Return all lines in the material below that contain "title".

[START Supplied material]

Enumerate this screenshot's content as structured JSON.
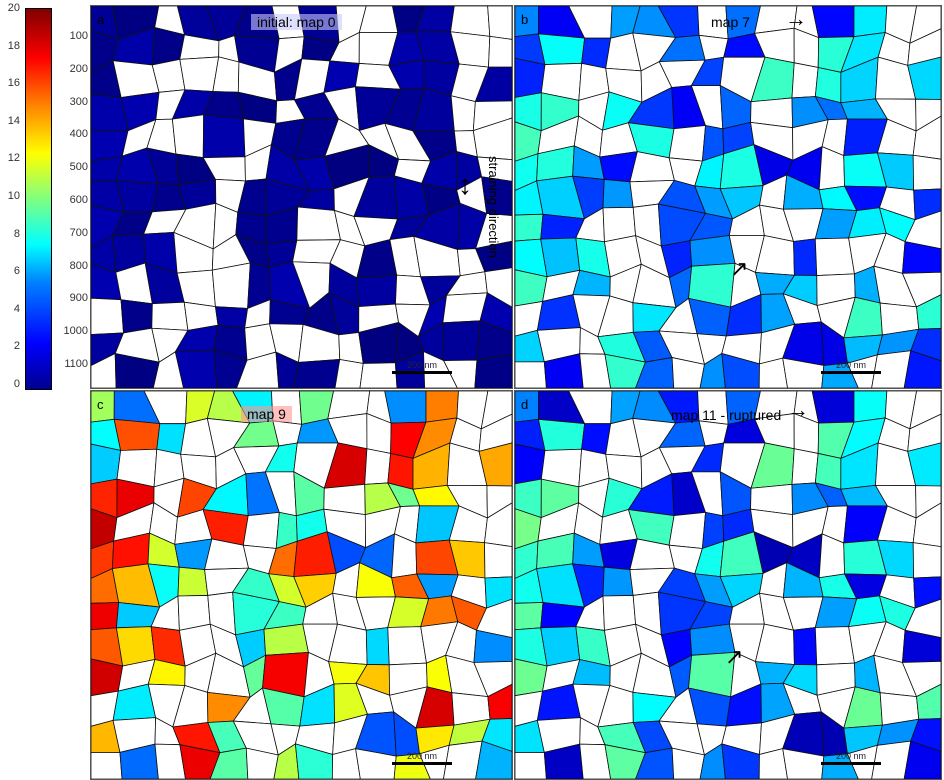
{
  "colorbar": {
    "ticks": [
      "20",
      "18",
      "16",
      "14",
      "12",
      "10",
      "8",
      "6",
      "4",
      "2",
      "0"
    ],
    "min": 0,
    "max": 20
  },
  "y_axis": {
    "ticks": [
      "100",
      "200",
      "300",
      "400",
      "500",
      "600",
      "700",
      "800",
      "900",
      "1000",
      "1100"
    ]
  },
  "panels": [
    {
      "label": "a",
      "title": "initial: map 0",
      "scale": "200 nm",
      "annotation": "straining direction",
      "level": [
        0,
        1
      ]
    },
    {
      "label": "b",
      "title": "map 7",
      "scale": "200 nm",
      "level": [
        2,
        9
      ]
    },
    {
      "label": "c",
      "title": "map 9",
      "scale": "200 nm",
      "level": [
        4,
        19
      ]
    },
    {
      "label": "d",
      "title": "map 11 - ruptured",
      "scale": "200 nm",
      "level": [
        1,
        10
      ]
    }
  ]
}
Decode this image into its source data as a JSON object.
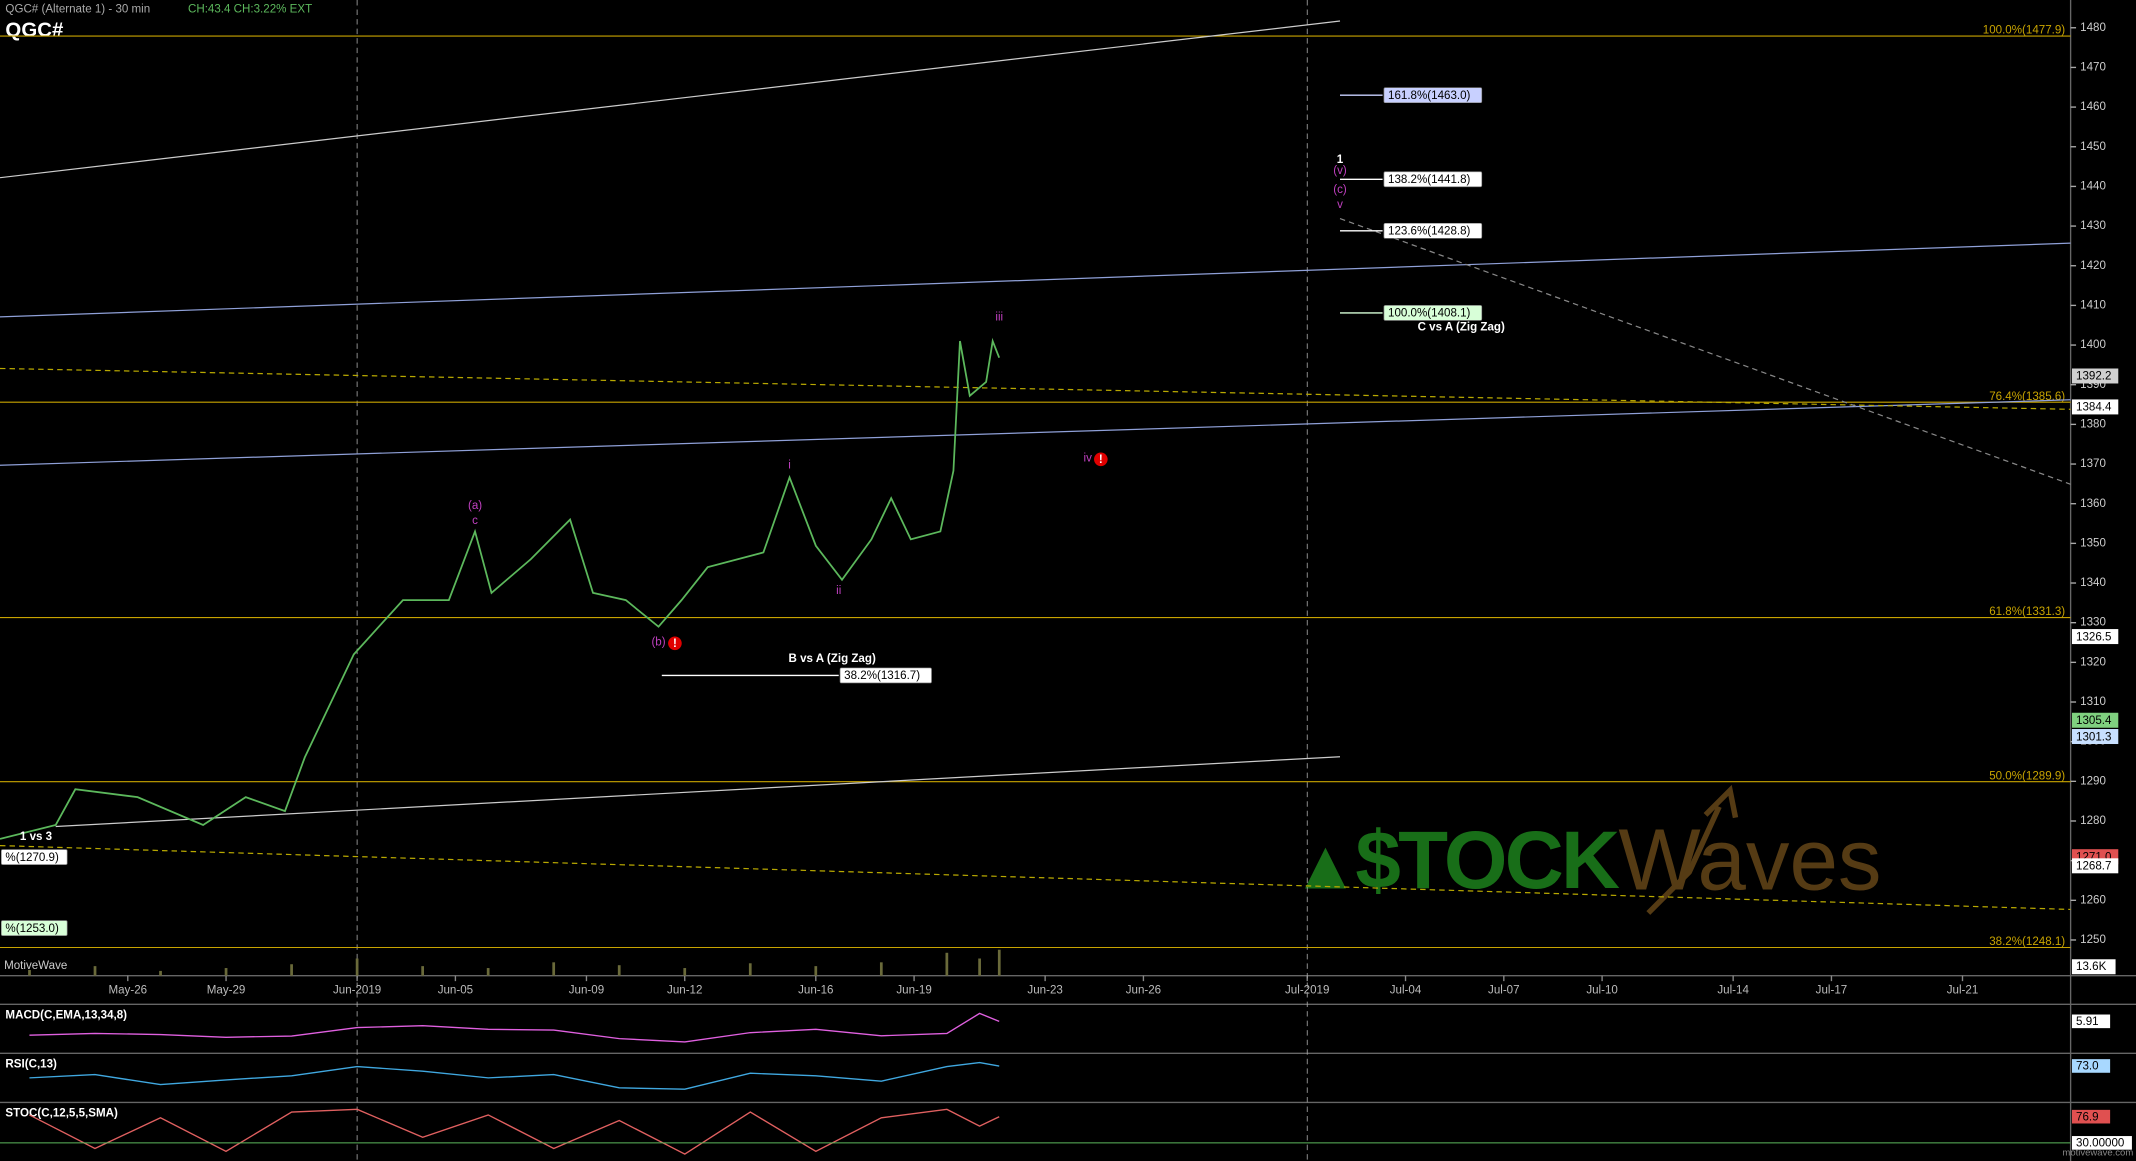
{
  "chart_data": {
    "type": "line",
    "title": "QGC# (Alternate 1) - 30 min",
    "change_label": "CH:43.4 CH:3.22% EXT",
    "x": [
      142.1,
      143.8,
      144.4,
      146.3,
      148.3,
      149.6,
      150.8,
      151.4,
      152.9,
      154.4,
      155.8,
      156.6,
      157.1,
      158.3,
      159.5,
      160.2,
      161.2,
      162.2,
      162.9,
      163.7,
      165.4,
      166.2,
      167.0,
      167.8,
      168.7,
      169.3,
      169.9,
      170.8,
      171.2,
      171.4,
      171.7,
      172.2,
      172.4,
      172.6
    ],
    "series": [
      {
        "name": "QGC#",
        "color": "#5cb85c",
        "values": [
          1275.5,
          1279,
          1288,
          1286,
          1279,
          1286,
          1282.5,
          1296,
          1322,
          1335.7,
          1335.7,
          1353,
          1337.5,
          1346,
          1356,
          1337.5,
          1335.7,
          1329,
          1335.7,
          1344,
          1347.7,
          1366.6,
          1349.4,
          1340.8,
          1351,
          1361.4,
          1351,
          1353,
          1368.3,
          1401,
          1387.2,
          1390.7,
          1401,
          1396.8
        ]
      }
    ],
    "xlim": [
      142.1,
      205.3
    ],
    "xticks": [
      {
        "value": 146,
        "label": "May-26"
      },
      {
        "value": 149,
        "label": "May-29"
      },
      {
        "value": 153,
        "label": "Jun-2019"
      },
      {
        "value": 156,
        "label": "Jun-05"
      },
      {
        "value": 160,
        "label": "Jun-09"
      },
      {
        "value": 163,
        "label": "Jun-12"
      },
      {
        "value": 167,
        "label": "Jun-16"
      },
      {
        "value": 170,
        "label": "Jun-19"
      },
      {
        "value": 174,
        "label": "Jun-23"
      },
      {
        "value": 177,
        "label": "Jun-26"
      },
      {
        "value": 182,
        "label": "Jul-2019"
      },
      {
        "value": 185,
        "label": "Jul-04"
      },
      {
        "value": 188,
        "label": "Jul-07"
      },
      {
        "value": 191,
        "label": "Jul-10"
      },
      {
        "value": 195,
        "label": "Jul-14"
      },
      {
        "value": 198,
        "label": "Jul-17"
      },
      {
        "value": 202,
        "label": "Jul-21"
      }
    ],
    "ylim": [
      1241,
      1487
    ],
    "yticks": [
      1250,
      1260,
      1270,
      1280,
      1290,
      1300,
      1310,
      1320,
      1330,
      1340,
      1350,
      1360,
      1370,
      1380,
      1390,
      1400,
      1410,
      1420,
      1430,
      1440,
      1450,
      1460,
      1470,
      1480
    ],
    "levels": [
      {
        "label": "100.0%(1477.9)",
        "value": 1477.9,
        "color": "#c8a400"
      },
      {
        "label": "76.4%(1385.6)",
        "value": 1385.6,
        "color": "#c8a400"
      },
      {
        "label": "61.8%(1331.3)",
        "value": 1331.3,
        "color": "#c8a400"
      },
      {
        "label": "50.0%(1289.9)",
        "value": 1289.9,
        "color": "#c8a400"
      },
      {
        "label": "38.2%(1248.1)",
        "value": 1248.1,
        "color": "#c8a400"
      }
    ],
    "projections": [
      {
        "label": "161.8%(1463.0)",
        "value": 1463.0,
        "x": [
          183.0,
          184.3
        ],
        "color": "#c8d0ff"
      },
      {
        "label": "138.2%(1441.8)",
        "value": 1441.8,
        "x": [
          183.0,
          184.3
        ],
        "color": "#ffffff"
      },
      {
        "label": "123.6%(1428.8)",
        "value": 1428.8,
        "x": [
          183.0,
          184.3
        ],
        "color": "#ffffff"
      },
      {
        "label": "100.0%(1408.1)",
        "value": 1408.1,
        "x": [
          183.0,
          184.3
        ],
        "color": "#d8ffd8"
      },
      {
        "label": "38.2%(1316.7)",
        "value": 1316.7,
        "x": [
          162.3,
          167.7
        ],
        "color": "#ffffff"
      },
      {
        "label": "%(1270.9)",
        "value": 1270.9,
        "x": [
          142.1,
          142.1
        ],
        "color": "#ffffff"
      },
      {
        "label": "%(1253.0)",
        "value": 1253.0,
        "x": [
          142.1,
          142.1
        ],
        "color": "#d8ffd8"
      }
    ],
    "trendlines": [
      {
        "x": [
          142.1,
          183.0
        ],
        "y": [
          1442.2,
          1481.7
        ],
        "color": "#cccccc",
        "dash": false
      },
      {
        "x": [
          143.8,
          183.0
        ],
        "y": [
          1278.6,
          1296.2
        ],
        "color": "#cccccc",
        "dash": false
      },
      {
        "x": [
          142.1,
          205.3
        ],
        "y": [
          1407.1,
          1425.7
        ],
        "color": "#8fa0d8",
        "dash": false
      },
      {
        "x": [
          142.1,
          205.3
        ],
        "y": [
          1369.7,
          1386.2
        ],
        "color": "#8fa0d8",
        "dash": false
      },
      {
        "x": [
          142.1,
          205.3
        ],
        "y": [
          1394.1,
          1383.8
        ],
        "color": "#b8a800",
        "dash": true
      },
      {
        "x": [
          142.1,
          205.3
        ],
        "y": [
          1273.8,
          1257.7
        ],
        "color": "#b8a800",
        "dash": true
      },
      {
        "x": [
          183.0,
          205.3
        ],
        "y": [
          1431.9,
          1364.9
        ],
        "color": "#888888",
        "dash": true
      }
    ],
    "annotations": [
      {
        "text": "(a)",
        "x": 156.6,
        "y": 1359.4,
        "color": "#c040c0"
      },
      {
        "text": "c",
        "x": 156.6,
        "y": 1355.6,
        "color": "#c040c0"
      },
      {
        "text": "i",
        "x": 166.2,
        "y": 1369.7,
        "color": "#c040c0"
      },
      {
        "text": "ii",
        "x": 167.7,
        "y": 1338.0,
        "color": "#c040c0"
      },
      {
        "text": "(b)",
        "x": 162.2,
        "y": 1325.0,
        "color": "#c040c0"
      },
      {
        "text": "iii",
        "x": 172.6,
        "y": 1407.0,
        "color": "#c040c0"
      },
      {
        "text": "iv",
        "x": 175.3,
        "y": 1371.4,
        "color": "#c040c0"
      },
      {
        "text": "1",
        "x": 183.0,
        "y": 1446.7,
        "color": "#ffffff"
      },
      {
        "text": "(v)",
        "x": 183.0,
        "y": 1443.9,
        "color": "#c040c0"
      },
      {
        "text": "(c)",
        "x": 183.0,
        "y": 1439.1,
        "color": "#c040c0"
      },
      {
        "text": "v",
        "x": 183.0,
        "y": 1435.3,
        "color": "#c040c0"
      },
      {
        "text": "C vs A (Zig Zag)",
        "x": 186.7,
        "y": 1404.5,
        "color": "#ffffff"
      },
      {
        "text": "B vs A (Zig Zag)",
        "x": 167.5,
        "y": 1320.8,
        "color": "#ffffff"
      },
      {
        "text": "1 vs 3",
        "x": 143.2,
        "y": 1276.0,
        "color": "#ffffff"
      }
    ],
    "alerts": [
      {
        "text": "!",
        "x": 162.7,
        "y": 1324.8,
        "color": "#e00000"
      },
      {
        "text": "!",
        "x": 175.7,
        "y": 1371.2,
        "color": "#e00000"
      }
    ],
    "axis_tags": [
      {
        "value": 1392.2,
        "label": "1392.2",
        "color": "#d0d0d0"
      },
      {
        "value": 1384.4,
        "label": "1384.4",
        "color": "#ffffff"
      },
      {
        "value": 1326.5,
        "label": "1326.5",
        "color": "#ffffff"
      },
      {
        "value": 1305.4,
        "label": "1305.4",
        "color": "#7fd07f"
      },
      {
        "value": 1301.3,
        "label": "1301.3",
        "color": "#c8e0ff"
      },
      {
        "value": 1271.0,
        "label": "1271.0",
        "color": "#e05050"
      },
      {
        "value": 1268.7,
        "label": "1268.7",
        "color": "#ffffff"
      }
    ],
    "volume": {
      "x": [
        143,
        145,
        147,
        149,
        151,
        153,
        155,
        157,
        159,
        161,
        163,
        165,
        167,
        169,
        171,
        172,
        172.6
      ],
      "values": [
        3000,
        5000,
        2500,
        4000,
        6000,
        9000,
        5000,
        4000,
        7000,
        5500,
        4000,
        6500,
        5000,
        7000,
        12000,
        9000,
        13600
      ],
      "color": "#6a6a3a",
      "ylim": [
        0,
        20000
      ],
      "tag": {
        "value": 13600,
        "label": "13.6K"
      }
    },
    "indicators": [
      {
        "label": "MACD(C,EMA,13,34,8)",
        "color": "#e060e0",
        "x": [
          143,
          145,
          147,
          149,
          151,
          153,
          155,
          157,
          159,
          161,
          163,
          165,
          167,
          169,
          171,
          172,
          172.6
        ],
        "values": [
          0.5,
          1.2,
          0.8,
          -0.3,
          0.2,
          3.5,
          4.2,
          2.8,
          2.5,
          -0.8,
          -2.1,
          1.5,
          2.8,
          0.3,
          1.2,
          9.0,
          5.91
        ],
        "ylim": [
          -6,
          12
        ],
        "tag": {
          "value": 5.91,
          "label": "5.91",
          "color": "#ffffff"
        }
      },
      {
        "label": "RSI(C,13)",
        "color": "#40a8e0",
        "x": [
          143,
          145,
          147,
          149,
          151,
          153,
          155,
          157,
          159,
          161,
          163,
          165,
          167,
          169,
          171,
          172,
          172.6
        ],
        "values": [
          55,
          60,
          45,
          52,
          58,
          72,
          65,
          55,
          60,
          40,
          38,
          62,
          58,
          50,
          72,
          78,
          73.0
        ],
        "ylim": [
          20,
          90
        ],
        "tag": {
          "value": 73.0,
          "label": "73.0",
          "color": "#a8d8ff"
        }
      },
      {
        "label": "STOC(C,12,5,5,SMA)",
        "color": "#e06060",
        "x": [
          143,
          145,
          147,
          149,
          151,
          153,
          155,
          157,
          159,
          161,
          163,
          165,
          167,
          169,
          171,
          172,
          172.6
        ],
        "values": [
          80,
          20,
          75,
          15,
          85,
          90,
          40,
          80,
          20,
          70,
          10,
          85,
          15,
          75,
          90,
          60,
          76.9
        ],
        "ylim": [
          0,
          100
        ],
        "tag": {
          "value": 76.9,
          "label": "76.9",
          "color": "#e05050"
        },
        "level": {
          "value": 30,
          "label": "30.00000",
          "color": "#5cb85c"
        }
      }
    ]
  },
  "platform": "MotiveWave",
  "footer": "motivewave.com",
  "logo": {
    "left": "$TOCK",
    "right": "Waves"
  }
}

[END Supplied material]

* Complete output:
      "title": "initial: map 0",
      "title": "map 7",
      "title": "map 9",
      "title": "map 11 - ruptured",
    "title": "QGC# (Alternate 1) - 30 min",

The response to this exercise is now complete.